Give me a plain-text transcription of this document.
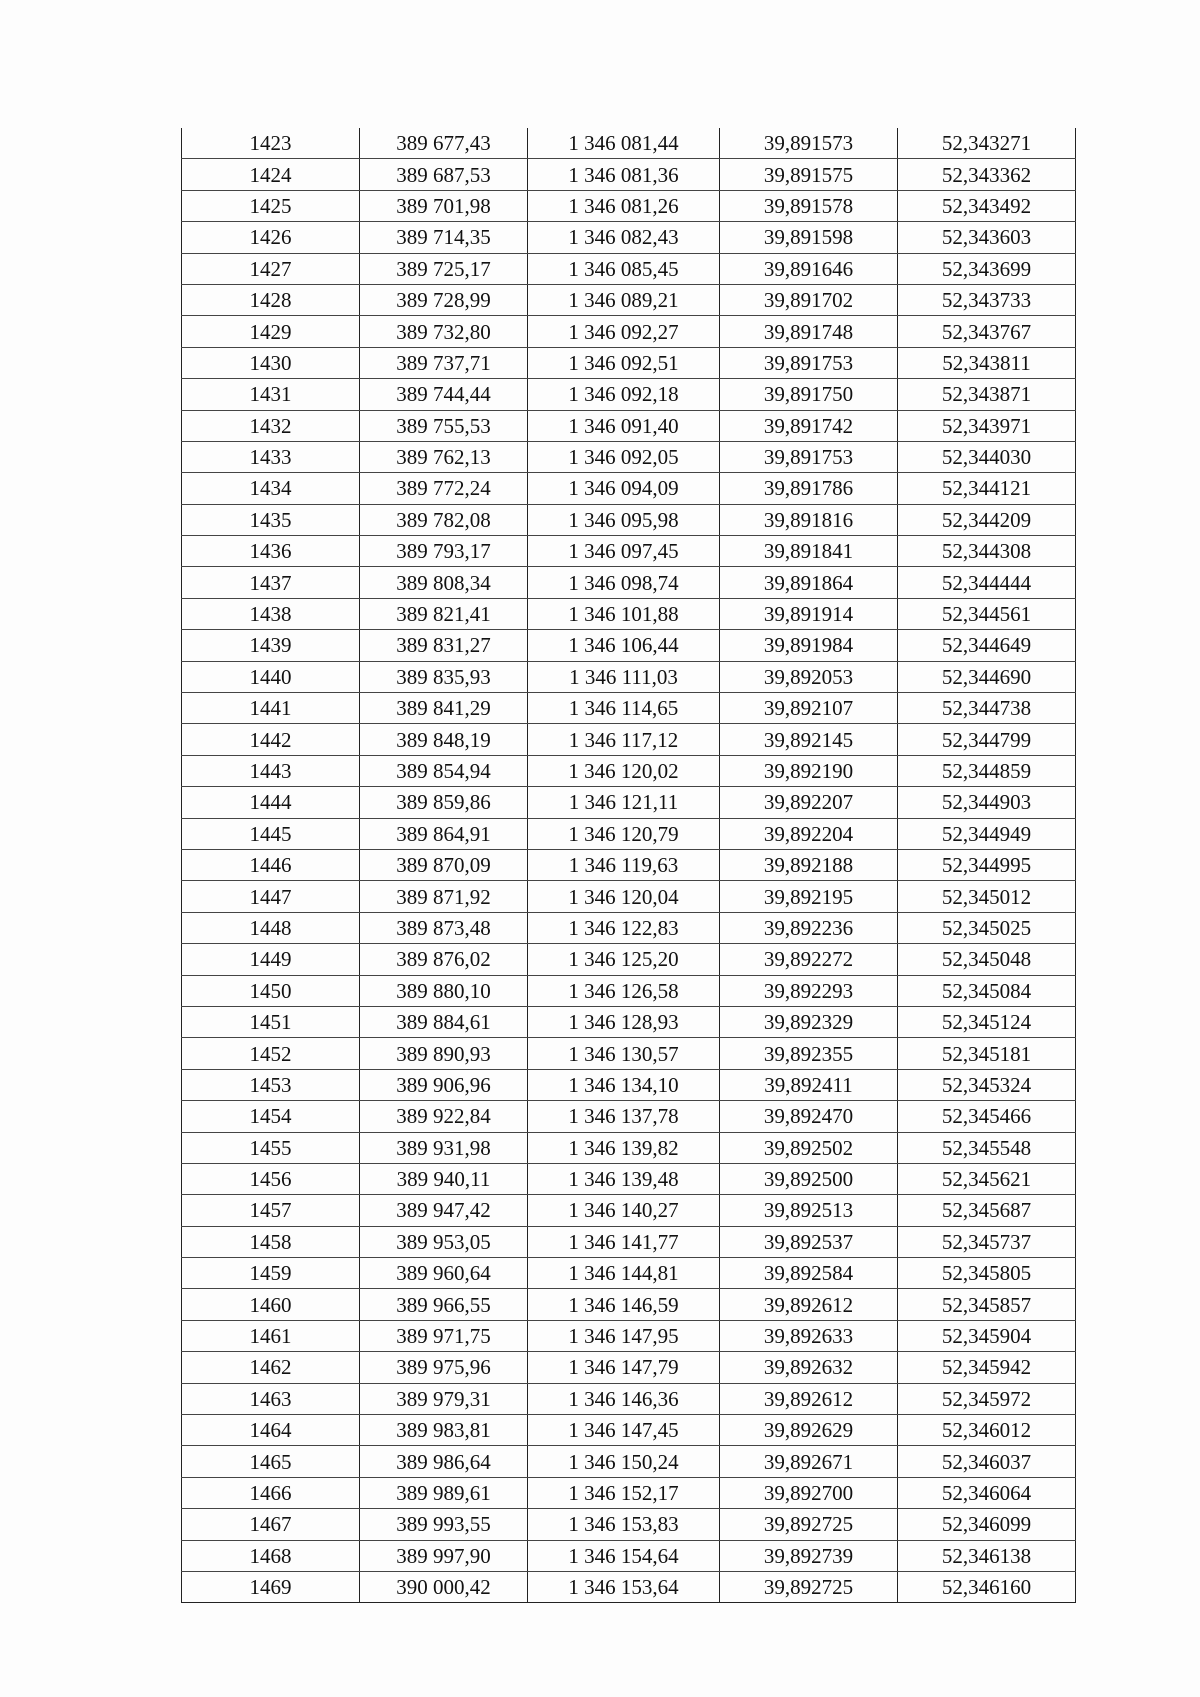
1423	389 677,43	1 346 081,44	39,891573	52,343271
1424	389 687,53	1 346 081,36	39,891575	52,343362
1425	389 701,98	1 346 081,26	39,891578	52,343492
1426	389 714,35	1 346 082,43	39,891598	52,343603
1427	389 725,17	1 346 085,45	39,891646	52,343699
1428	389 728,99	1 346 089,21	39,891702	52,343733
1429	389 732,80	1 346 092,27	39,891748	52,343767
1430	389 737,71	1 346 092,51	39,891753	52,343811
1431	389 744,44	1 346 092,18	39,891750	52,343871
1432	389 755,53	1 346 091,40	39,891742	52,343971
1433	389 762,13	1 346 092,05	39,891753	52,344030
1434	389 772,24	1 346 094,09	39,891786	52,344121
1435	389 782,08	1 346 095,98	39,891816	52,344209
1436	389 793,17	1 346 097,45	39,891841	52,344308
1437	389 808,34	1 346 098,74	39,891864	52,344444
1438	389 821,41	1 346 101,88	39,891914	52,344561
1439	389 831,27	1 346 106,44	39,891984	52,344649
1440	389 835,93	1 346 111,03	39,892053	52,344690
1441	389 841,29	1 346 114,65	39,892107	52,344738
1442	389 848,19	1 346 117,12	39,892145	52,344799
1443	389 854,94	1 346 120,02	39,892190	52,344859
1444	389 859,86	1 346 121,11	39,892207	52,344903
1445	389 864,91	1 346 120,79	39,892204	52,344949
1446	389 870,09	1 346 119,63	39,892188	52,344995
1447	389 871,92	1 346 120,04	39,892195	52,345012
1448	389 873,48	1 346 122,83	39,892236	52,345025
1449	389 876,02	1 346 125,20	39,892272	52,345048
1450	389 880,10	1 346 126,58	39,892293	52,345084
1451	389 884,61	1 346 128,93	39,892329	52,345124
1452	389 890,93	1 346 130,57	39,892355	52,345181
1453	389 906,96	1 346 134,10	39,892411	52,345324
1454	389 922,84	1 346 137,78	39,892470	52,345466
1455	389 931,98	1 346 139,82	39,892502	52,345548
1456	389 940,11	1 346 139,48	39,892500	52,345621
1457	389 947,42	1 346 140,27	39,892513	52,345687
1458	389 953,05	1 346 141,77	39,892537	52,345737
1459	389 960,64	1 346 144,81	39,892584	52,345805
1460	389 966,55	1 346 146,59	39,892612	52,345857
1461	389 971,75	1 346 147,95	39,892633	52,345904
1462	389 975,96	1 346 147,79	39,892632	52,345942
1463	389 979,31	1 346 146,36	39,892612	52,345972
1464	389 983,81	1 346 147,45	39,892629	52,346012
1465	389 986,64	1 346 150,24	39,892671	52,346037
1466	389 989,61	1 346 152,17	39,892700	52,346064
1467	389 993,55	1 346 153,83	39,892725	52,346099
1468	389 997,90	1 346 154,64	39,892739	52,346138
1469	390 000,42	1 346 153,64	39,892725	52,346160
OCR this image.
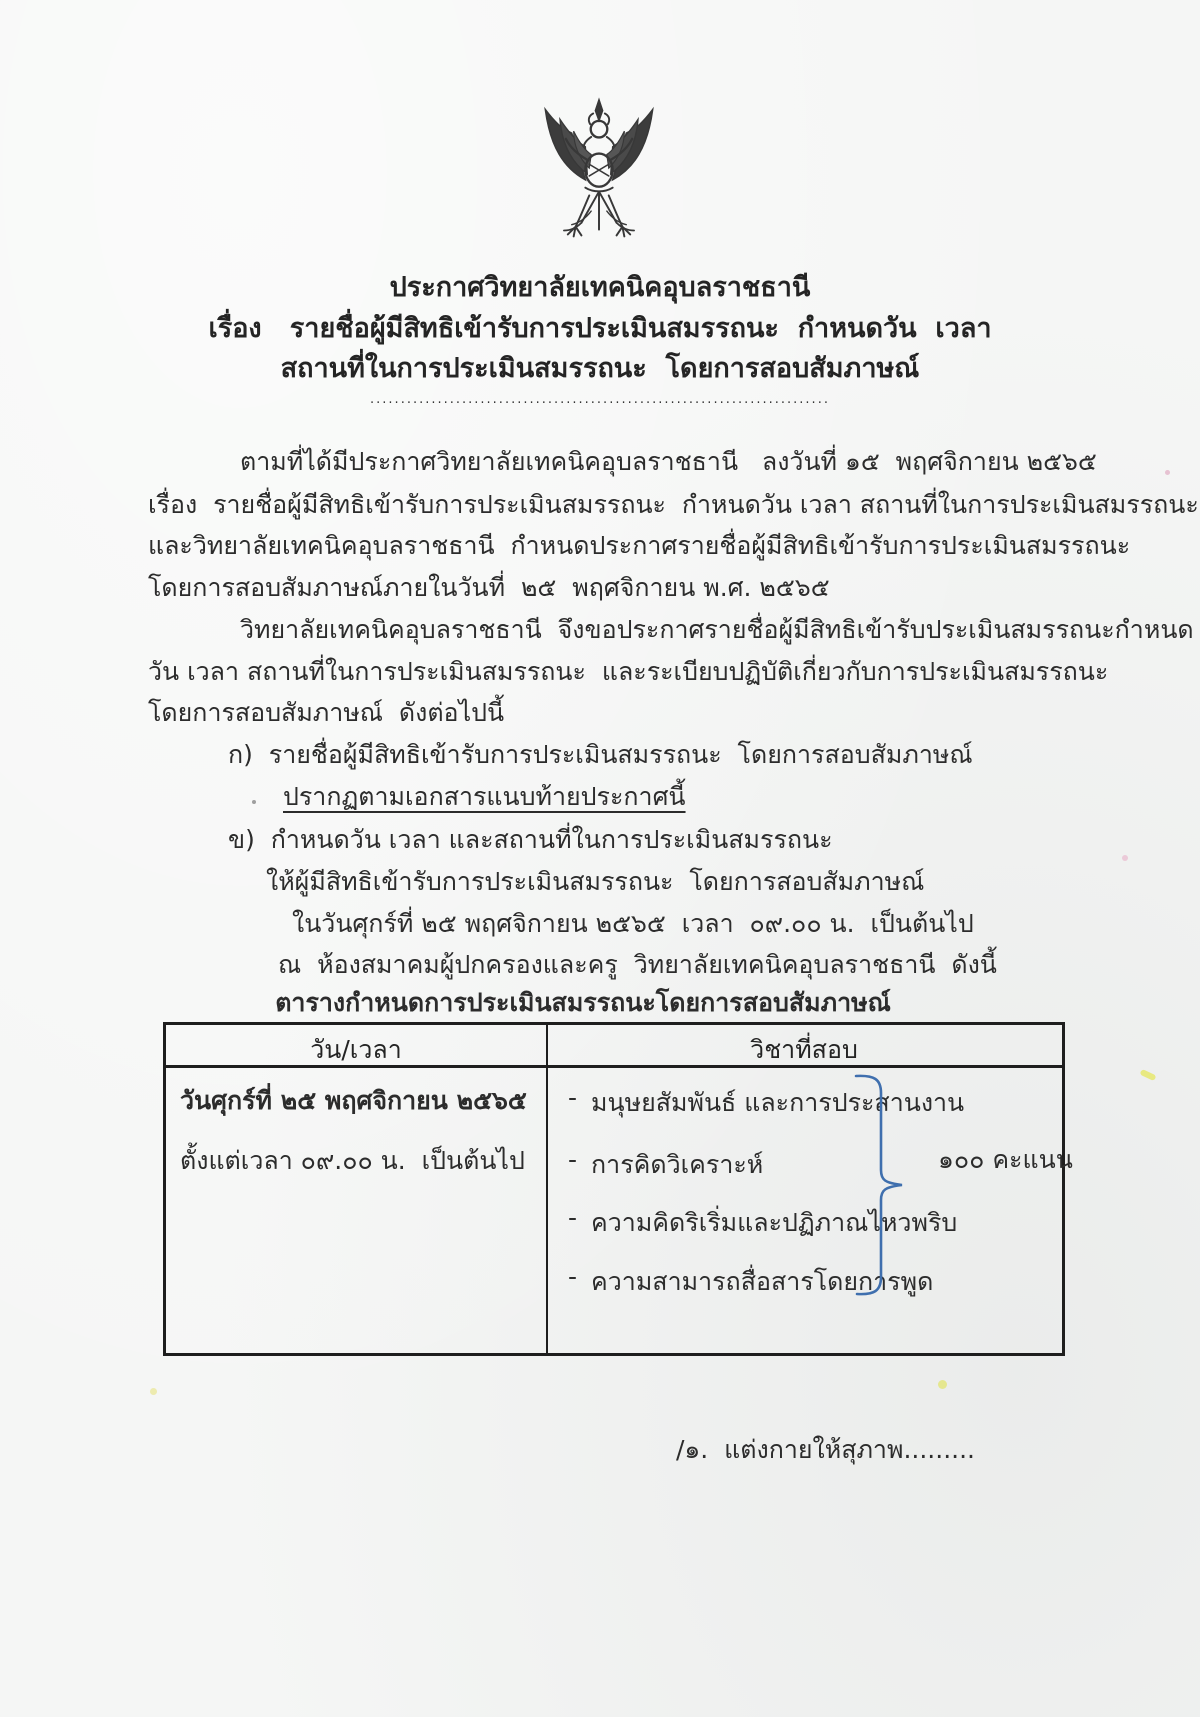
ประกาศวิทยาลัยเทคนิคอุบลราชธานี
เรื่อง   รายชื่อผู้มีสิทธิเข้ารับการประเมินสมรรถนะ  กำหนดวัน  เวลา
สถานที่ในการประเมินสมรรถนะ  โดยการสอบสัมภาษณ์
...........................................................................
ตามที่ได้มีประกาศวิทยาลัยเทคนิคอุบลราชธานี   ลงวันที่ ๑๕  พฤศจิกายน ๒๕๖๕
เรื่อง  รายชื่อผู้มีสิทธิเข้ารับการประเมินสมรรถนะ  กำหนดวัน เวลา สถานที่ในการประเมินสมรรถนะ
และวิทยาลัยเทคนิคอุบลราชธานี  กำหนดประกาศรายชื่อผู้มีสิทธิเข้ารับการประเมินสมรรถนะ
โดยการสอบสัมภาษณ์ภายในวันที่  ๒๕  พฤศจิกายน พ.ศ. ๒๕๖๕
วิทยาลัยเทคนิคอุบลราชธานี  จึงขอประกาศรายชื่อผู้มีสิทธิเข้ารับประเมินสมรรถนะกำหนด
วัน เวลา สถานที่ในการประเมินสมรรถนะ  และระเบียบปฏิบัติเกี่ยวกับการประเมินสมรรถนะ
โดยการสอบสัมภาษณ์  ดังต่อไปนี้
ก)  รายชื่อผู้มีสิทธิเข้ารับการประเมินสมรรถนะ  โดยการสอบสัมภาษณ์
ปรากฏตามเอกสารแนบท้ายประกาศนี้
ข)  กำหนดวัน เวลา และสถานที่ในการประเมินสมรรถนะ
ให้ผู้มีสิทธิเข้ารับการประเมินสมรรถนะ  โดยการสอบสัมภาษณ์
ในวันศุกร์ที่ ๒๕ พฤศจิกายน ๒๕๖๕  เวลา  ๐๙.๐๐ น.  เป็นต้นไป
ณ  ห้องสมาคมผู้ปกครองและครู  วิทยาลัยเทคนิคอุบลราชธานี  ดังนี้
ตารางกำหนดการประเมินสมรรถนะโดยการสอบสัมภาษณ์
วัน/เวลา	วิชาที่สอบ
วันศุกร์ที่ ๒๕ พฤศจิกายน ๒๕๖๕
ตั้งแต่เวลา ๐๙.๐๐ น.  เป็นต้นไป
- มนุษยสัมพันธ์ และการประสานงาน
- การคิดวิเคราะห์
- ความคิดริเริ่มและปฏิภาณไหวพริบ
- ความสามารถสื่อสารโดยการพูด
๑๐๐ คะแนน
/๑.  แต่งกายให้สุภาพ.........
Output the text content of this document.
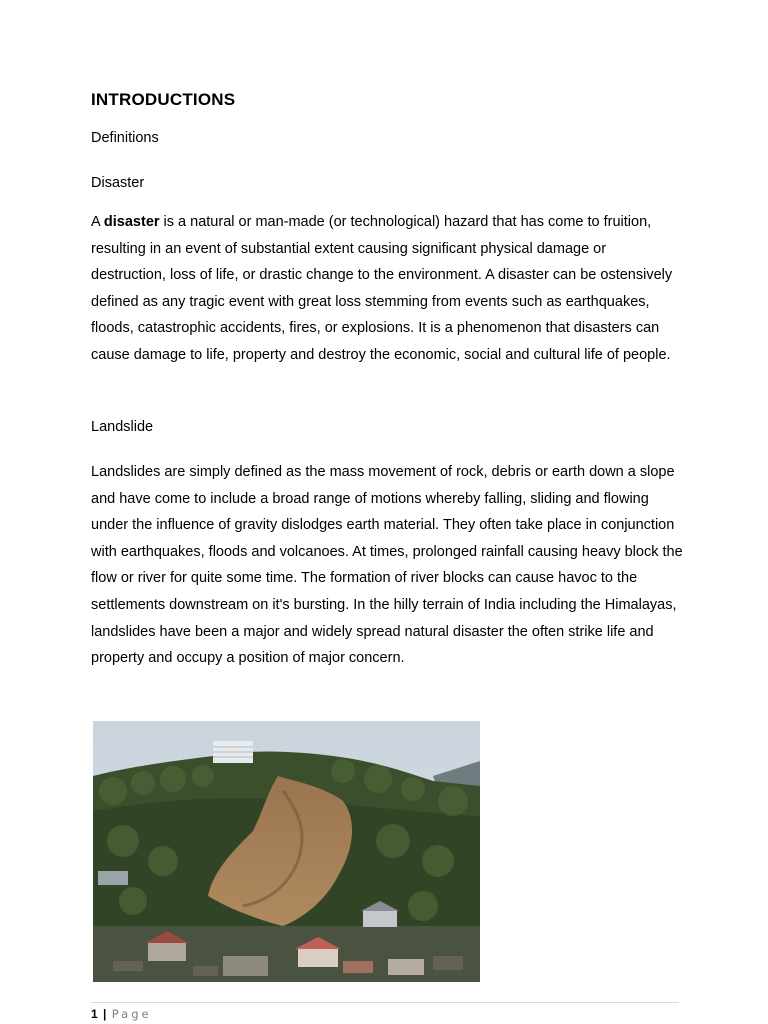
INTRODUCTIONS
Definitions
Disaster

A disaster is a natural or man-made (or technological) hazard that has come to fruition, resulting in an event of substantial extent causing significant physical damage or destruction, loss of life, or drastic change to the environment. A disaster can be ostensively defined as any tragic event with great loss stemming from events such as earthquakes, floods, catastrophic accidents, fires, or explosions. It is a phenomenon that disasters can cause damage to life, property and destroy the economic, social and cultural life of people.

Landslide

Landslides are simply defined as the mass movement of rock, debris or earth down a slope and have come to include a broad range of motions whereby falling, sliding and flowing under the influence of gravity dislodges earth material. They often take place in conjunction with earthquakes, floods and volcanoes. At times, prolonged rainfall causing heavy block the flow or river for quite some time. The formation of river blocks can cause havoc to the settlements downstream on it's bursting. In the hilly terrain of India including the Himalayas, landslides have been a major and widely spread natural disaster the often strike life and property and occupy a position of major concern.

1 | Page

§ **WHAT IS REQUIRED**
Using the listing above, show each line holding the string "กายน".

§ **CORRECT RESPONSE**
ตามที่ได้มีประกาศวิทยาลัยเทคนิคอุบลราชธานี   ลงวันที่ ๑๕  พฤศจิกายน ๒๕๖๕
โดยการสอบสัมภาษณ์ภายในวันที่  ๒๕  พฤศจิกายน พ.ศ. ๒๕๖๕
ในวันศุกร์ที่ ๒๕ พฤศจิกายน ๒๕๖๕  เวลา  ๐๙.๐๐ น.  เป็นต้นไป
วันศุกร์ที่ ๒๕ พฤศจิกายน ๒๕๖๕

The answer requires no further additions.